→ **Work to complete**: Show only lines that include "structured".

Dataset records
···

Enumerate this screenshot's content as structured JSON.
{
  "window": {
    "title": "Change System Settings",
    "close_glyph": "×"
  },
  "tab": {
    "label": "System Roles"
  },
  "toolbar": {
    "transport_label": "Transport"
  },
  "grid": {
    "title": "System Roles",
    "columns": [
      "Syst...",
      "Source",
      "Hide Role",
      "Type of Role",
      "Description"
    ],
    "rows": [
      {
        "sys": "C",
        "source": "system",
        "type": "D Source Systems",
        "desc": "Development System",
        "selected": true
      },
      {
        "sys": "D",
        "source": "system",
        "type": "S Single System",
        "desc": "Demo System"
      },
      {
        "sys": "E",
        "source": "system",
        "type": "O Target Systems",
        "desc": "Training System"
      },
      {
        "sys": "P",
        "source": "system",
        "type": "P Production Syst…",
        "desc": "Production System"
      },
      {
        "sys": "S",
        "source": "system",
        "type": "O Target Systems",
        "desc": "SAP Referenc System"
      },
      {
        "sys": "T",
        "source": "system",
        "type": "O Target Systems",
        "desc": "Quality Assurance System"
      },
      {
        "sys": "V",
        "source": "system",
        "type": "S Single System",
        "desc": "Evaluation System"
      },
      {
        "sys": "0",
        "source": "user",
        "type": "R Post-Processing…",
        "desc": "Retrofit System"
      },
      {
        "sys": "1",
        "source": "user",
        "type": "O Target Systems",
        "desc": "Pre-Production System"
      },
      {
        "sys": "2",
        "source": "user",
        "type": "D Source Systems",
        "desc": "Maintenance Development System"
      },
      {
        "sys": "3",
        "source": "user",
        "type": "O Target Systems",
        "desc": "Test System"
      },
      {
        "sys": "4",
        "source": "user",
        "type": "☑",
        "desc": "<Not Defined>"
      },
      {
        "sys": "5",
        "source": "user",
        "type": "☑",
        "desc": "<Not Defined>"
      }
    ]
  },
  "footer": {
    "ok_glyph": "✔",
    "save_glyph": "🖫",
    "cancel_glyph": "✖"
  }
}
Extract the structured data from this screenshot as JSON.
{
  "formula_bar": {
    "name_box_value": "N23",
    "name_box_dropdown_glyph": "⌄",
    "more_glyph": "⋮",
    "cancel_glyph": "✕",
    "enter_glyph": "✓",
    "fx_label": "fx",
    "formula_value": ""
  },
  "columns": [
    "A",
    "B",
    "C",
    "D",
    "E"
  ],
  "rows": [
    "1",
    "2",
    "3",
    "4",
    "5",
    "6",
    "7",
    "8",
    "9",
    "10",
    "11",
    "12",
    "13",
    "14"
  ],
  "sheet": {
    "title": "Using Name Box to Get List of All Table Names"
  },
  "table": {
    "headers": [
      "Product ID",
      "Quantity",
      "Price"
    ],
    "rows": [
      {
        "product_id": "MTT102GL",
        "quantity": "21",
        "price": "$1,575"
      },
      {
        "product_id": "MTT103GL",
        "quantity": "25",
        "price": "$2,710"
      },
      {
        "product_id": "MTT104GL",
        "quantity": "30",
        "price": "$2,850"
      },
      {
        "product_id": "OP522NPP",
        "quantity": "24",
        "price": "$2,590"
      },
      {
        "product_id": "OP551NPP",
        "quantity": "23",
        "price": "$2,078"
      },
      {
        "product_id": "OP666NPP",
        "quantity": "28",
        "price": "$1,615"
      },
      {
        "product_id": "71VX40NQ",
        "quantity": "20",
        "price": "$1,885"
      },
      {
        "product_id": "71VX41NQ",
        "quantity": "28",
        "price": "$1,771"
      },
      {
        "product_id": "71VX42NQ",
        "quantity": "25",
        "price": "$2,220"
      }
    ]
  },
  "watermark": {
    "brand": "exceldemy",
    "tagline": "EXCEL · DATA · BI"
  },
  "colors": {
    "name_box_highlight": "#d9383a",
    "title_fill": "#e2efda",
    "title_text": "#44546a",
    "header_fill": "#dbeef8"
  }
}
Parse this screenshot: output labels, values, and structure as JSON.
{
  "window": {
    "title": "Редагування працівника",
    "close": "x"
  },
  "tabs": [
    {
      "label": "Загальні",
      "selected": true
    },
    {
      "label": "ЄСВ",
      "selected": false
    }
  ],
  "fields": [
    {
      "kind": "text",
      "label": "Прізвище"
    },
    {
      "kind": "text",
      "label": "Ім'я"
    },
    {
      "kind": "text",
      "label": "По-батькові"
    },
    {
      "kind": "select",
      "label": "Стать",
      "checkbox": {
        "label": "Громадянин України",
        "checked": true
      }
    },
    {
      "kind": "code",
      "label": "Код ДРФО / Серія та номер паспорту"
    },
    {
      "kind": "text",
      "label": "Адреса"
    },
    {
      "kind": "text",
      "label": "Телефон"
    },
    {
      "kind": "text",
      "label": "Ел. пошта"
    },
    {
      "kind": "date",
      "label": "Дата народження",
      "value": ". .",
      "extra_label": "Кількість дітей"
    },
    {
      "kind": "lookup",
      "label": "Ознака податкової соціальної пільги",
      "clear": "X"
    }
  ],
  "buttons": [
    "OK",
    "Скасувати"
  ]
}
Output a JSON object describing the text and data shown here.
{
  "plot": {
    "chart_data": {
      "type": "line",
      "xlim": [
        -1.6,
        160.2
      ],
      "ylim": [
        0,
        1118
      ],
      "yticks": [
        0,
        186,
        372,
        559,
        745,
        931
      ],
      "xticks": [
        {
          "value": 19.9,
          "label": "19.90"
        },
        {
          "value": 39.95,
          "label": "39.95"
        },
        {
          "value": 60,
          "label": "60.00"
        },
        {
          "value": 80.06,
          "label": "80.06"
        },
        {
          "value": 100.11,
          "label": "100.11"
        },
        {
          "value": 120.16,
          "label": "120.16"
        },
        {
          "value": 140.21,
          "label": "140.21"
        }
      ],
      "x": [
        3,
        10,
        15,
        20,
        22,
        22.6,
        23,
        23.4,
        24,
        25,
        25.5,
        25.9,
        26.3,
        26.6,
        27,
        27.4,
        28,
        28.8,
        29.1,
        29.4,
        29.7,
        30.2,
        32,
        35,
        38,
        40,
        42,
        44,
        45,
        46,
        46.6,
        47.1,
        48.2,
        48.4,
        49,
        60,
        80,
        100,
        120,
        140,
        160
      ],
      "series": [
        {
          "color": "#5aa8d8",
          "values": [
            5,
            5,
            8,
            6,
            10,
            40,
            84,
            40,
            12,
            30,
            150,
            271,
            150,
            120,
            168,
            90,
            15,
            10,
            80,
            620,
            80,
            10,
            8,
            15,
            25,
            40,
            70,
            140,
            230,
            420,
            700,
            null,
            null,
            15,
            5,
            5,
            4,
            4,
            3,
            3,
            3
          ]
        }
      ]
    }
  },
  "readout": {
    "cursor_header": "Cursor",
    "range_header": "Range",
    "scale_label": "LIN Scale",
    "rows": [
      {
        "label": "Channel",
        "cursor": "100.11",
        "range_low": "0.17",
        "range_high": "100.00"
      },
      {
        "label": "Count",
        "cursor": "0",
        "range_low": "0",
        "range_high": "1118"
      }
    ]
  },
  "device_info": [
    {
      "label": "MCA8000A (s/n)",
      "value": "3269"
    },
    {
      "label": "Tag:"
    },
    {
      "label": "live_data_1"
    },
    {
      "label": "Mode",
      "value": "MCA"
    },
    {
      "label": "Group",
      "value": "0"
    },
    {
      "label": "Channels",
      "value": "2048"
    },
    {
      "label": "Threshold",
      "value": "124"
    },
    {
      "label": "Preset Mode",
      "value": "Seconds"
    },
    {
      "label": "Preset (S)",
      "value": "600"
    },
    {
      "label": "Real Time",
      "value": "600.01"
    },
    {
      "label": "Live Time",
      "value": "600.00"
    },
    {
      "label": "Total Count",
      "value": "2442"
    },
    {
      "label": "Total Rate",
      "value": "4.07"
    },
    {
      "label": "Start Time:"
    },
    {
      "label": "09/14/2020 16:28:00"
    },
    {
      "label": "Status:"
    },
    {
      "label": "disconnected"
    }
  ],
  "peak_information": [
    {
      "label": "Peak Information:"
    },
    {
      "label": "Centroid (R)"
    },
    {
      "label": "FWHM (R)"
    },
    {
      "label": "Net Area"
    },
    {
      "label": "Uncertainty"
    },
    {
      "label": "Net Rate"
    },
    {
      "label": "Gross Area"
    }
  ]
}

···

→ **The result**:
Enumerate this screenshot's content as structured JSON.
Extract the structured data from this screenshot as JSON.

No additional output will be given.